··· Data shown

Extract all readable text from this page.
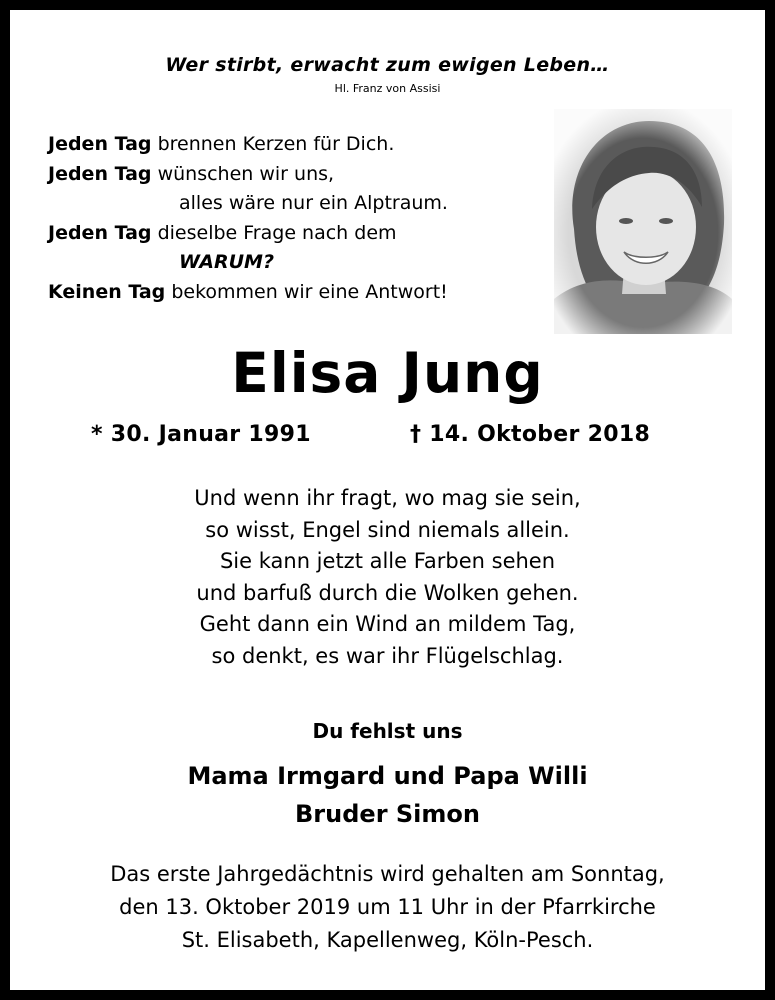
Wer stirbt, erwacht zum ewigen Leben…
Hl. Franz von Assisi
Jeden Tag brennen Kerzen für Dich.
Jeden Tag wünschen wir uns,
alles wäre nur ein Alptraum.
Jeden Tag dieselbe Frage nach dem
WARUM?
Keinen Tag bekommen wir eine Antwort!
Elisa Jung
* 30. Januar 1991	† 14. Oktober 2018
Und wenn ihr fragt, wo mag sie sein,
so wisst, Engel sind niemals allein.
Sie kann jetzt alle Farben sehen
und barfuß durch die Wolken gehen.
Geht dann ein Wind an mildem Tag,
so denkt, es war ihr Flügelschlag.
Du fehlst uns
Mama Irmgard und Papa Willi
Bruder Simon
Das erste Jahrgedächtnis wird gehalten am Sonntag,
den 13. Oktober 2019 um 11 Uhr in der Pfarrkirche
St. Elisabeth, Kapellenweg, Köln-Pesch.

······

**Given request:**
Quote the material word for word, dropping any images it holds.

**Answer:**
Extract all readable text from this page.
Wer stirbt, erwacht zum ewigen Leben…
Hl. Franz von Assisi
Jeden Tag brennen Kerzen für Dich.
Jeden Tag wünschen wir uns,
alles wäre nur ein Alptraum.
Jeden Tag dieselbe Frage nach dem
WARUM?
Keinen Tag bekommen wir eine Antwort!
Elisa Jung
* 30. Januar 1991	† 14. Oktober 2018
Und wenn ihr fragt, wo mag sie sein,
so wisst, Engel sind niemals allein.
Sie kann jetzt alle Farben sehen
und barfuß durch die Wolken gehen.
Geht dann ein Wind an mildem Tag,
so denkt, es war ihr Flügelschlag.
Du fehlst uns
Mama Irmgard und Papa Willi
Bruder Simon
Das erste Jahrgedächtnis wird gehalten am Sonntag,
den 13. Oktober 2019 um 11 Uhr in der Pfarrkirche
St. Elisabeth, Kapellenweg, Köln-Pesch.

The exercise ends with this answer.